**Set task**
The records below are split into lines. How many of those lines contain the string "xlabel"? Reply with the number only.

---- Source records

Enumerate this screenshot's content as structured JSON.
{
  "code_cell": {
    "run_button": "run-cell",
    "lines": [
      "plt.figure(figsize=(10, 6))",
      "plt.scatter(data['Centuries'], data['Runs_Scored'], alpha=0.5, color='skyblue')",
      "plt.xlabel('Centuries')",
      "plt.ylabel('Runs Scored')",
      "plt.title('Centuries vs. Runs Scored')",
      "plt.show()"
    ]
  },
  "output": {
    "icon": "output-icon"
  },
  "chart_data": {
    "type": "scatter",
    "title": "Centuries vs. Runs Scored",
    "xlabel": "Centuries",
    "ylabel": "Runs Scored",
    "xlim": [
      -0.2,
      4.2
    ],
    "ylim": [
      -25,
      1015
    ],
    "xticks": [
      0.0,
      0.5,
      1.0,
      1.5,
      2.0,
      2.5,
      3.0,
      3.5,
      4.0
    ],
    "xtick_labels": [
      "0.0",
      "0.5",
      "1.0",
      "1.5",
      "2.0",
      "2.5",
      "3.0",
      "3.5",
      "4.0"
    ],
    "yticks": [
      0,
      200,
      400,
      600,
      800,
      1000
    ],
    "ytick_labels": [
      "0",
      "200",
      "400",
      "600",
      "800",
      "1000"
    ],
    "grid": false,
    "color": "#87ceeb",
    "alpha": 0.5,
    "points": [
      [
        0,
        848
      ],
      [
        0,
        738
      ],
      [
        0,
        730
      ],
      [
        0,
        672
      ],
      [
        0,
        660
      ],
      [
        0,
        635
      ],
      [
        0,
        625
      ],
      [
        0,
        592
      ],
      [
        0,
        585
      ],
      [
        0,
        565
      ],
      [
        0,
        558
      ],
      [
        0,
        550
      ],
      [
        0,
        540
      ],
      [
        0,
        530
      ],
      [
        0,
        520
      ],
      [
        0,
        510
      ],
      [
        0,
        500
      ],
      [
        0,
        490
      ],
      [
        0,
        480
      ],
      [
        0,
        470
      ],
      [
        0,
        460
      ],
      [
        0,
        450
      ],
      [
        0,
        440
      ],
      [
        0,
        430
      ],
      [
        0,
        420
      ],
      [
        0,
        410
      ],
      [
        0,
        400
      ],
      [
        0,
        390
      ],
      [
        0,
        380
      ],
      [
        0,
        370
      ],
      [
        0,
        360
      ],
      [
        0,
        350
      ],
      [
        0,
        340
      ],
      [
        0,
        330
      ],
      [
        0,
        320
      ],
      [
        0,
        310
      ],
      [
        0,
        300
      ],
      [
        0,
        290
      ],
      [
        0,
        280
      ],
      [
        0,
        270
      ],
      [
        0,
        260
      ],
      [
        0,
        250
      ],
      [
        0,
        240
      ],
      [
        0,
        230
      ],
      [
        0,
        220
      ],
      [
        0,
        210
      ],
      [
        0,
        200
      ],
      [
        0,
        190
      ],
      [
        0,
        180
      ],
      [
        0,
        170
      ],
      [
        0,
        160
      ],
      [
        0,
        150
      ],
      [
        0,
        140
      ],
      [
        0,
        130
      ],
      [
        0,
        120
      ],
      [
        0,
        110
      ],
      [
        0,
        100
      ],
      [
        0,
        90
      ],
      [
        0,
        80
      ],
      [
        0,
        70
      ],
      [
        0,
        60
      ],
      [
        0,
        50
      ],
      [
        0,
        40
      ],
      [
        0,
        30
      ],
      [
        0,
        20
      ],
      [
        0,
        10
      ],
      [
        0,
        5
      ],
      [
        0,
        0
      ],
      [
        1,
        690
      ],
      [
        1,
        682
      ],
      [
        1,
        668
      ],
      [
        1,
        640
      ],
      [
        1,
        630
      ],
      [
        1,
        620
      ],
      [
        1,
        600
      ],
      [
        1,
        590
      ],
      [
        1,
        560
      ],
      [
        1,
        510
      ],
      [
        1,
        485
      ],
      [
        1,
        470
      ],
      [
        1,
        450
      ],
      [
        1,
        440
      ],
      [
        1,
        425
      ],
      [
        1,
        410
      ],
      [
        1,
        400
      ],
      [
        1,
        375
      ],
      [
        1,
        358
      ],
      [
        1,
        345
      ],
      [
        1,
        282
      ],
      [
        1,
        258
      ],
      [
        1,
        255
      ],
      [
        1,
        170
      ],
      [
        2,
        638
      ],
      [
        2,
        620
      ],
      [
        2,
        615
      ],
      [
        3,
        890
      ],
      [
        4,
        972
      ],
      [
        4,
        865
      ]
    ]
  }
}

--------

**Result below**
2